» TASK PROMPT
The data below must be copied in full and without any change.

Stored items from a collection:
——————————

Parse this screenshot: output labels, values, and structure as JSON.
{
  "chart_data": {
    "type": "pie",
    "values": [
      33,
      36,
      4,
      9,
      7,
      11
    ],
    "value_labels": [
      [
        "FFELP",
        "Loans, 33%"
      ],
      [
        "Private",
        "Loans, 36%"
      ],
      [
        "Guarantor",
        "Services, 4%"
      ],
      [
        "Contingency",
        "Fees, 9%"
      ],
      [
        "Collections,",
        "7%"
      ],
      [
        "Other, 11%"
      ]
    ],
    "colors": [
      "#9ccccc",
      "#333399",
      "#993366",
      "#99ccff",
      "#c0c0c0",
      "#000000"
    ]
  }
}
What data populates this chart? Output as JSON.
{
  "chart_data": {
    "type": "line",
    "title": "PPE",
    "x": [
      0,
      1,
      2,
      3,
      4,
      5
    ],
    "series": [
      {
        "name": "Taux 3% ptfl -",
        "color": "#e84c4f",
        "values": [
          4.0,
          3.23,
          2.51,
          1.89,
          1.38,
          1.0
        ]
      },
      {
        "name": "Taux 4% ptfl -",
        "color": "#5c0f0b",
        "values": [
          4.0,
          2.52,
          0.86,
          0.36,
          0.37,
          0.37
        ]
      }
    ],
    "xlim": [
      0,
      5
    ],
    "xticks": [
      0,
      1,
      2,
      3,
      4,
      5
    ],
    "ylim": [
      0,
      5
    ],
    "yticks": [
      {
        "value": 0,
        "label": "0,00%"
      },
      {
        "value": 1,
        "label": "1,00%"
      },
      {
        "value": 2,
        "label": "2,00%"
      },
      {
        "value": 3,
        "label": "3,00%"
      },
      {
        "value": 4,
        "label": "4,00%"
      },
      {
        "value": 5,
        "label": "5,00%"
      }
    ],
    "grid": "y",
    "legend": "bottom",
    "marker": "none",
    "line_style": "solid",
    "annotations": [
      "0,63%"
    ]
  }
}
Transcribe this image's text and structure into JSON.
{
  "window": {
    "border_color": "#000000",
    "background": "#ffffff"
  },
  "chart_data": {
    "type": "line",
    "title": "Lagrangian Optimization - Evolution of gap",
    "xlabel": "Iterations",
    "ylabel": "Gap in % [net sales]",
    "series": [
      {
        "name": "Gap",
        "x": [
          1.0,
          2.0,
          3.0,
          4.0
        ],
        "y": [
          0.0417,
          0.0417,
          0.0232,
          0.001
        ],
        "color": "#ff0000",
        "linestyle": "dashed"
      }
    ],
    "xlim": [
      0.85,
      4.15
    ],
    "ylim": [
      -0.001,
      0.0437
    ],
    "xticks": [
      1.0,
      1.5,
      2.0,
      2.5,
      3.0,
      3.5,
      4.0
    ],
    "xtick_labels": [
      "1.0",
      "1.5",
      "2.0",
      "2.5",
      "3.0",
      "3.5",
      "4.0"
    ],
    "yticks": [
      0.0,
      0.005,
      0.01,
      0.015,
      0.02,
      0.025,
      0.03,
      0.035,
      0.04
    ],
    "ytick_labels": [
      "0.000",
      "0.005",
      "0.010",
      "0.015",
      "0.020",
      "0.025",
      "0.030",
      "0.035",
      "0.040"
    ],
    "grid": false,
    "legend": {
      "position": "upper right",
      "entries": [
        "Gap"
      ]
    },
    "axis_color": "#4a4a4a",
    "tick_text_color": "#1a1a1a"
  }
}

——————————

» THE RESPONSE
Parse this screenshot: output labels, values, and structure as JSON.
{
  "chart_data": {
    "type": "pie",
    "values": [
      33,
      36,
      4,
      9,
      7,
      11
    ],
    "value_labels": [
      [
        "FFELP",
        "Loans, 33%"
      ],
      [
        "Private",
        "Loans, 36%"
      ],
      [
        "Guarantor",
        "Services, 4%"
      ],
      [
        "Contingency",
        "Fees, 9%"
      ],
      [
        "Collections,",
        "7%"
      ],
      [
        "Other, 11%"
      ]
    ],
    "colors": [
      "#9ccccc",
      "#333399",
      "#993366",
      "#99ccff",
      "#c0c0c0",
      "#000000"
    ]
  }
}
What data populates this chart? Output as JSON.
{
  "chart_data": {
    "type": "line",
    "title": "PPE",
    "x": [
      0,
      1,
      2,
      3,
      4,
      5
    ],
    "series": [
      {
        "name": "Taux 3% ptfl -",
        "color": "#e84c4f",
        "values": [
          4.0,
          3.23,
          2.51,
          1.89,
          1.38,
          1.0
        ]
      },
      {
        "name": "Taux 4% ptfl -",
        "color": "#5c0f0b",
        "values": [
          4.0,
          2.52,
          0.86,
          0.36,
          0.37,
          0.37
        ]
      }
    ],
    "xlim": [
      0,
      5
    ],
    "xticks": [
      0,
      1,
      2,
      3,
      4,
      5
    ],
    "ylim": [
      0,
      5
    ],
    "yticks": [
      {
        "value": 0,
        "label": "0,00%"
      },
      {
        "value": 1,
        "label": "1,00%"
      },
      {
        "value": 2,
        "label": "2,00%"
      },
      {
        "value": 3,
        "label": "3,00%"
      },
      {
        "value": 4,
        "label": "4,00%"
      },
      {
        "value": 5,
        "label": "5,00%"
      }
    ],
    "grid": "y",
    "legend": "bottom",
    "marker": "none",
    "line_style": "solid",
    "annotations": [
      "0,63%"
    ]
  }
}
Transcribe this image's text and structure into JSON.
{
  "window": {
    "border_color": "#000000",
    "background": "#ffffff"
  },
  "chart_data": {
    "type": "line",
    "title": "Lagrangian Optimization - Evolution of gap",
    "xlabel": "Iterations",
    "ylabel": "Gap in % [net sales]",
    "series": [
      {
        "name": "Gap",
        "x": [
          1.0,
          2.0,
          3.0,
          4.0
        ],
        "y": [
          0.0417,
          0.0417,
          0.0232,
          0.001
        ],
        "color": "#ff0000",
        "linestyle": "dashed"
      }
    ],
    "xlim": [
      0.85,
      4.15
    ],
    "ylim": [
      -0.001,
      0.0437
    ],
    "xticks": [
      1.0,
      1.5,
      2.0,
      2.5,
      3.0,
      3.5,
      4.0
    ],
    "xtick_labels": [
      "1.0",
      "1.5",
      "2.0",
      "2.5",
      "3.0",
      "3.5",
      "4.0"
    ],
    "yticks": [
      0.0,
      0.005,
      0.01,
      0.015,
      0.02,
      0.025,
      0.03,
      0.035,
      0.04
    ],
    "ytick_labels": [
      "0.000",
      "0.005",
      "0.010",
      "0.015",
      "0.020",
      "0.025",
      "0.030",
      "0.035",
      "0.040"
    ],
    "grid": false,
    "legend": {
      "position": "upper right",
      "entries": [
        "Gap"
      ]
    },
    "axis_color": "#4a4a4a",
    "tick_text_color": "#1a1a1a"
  }
}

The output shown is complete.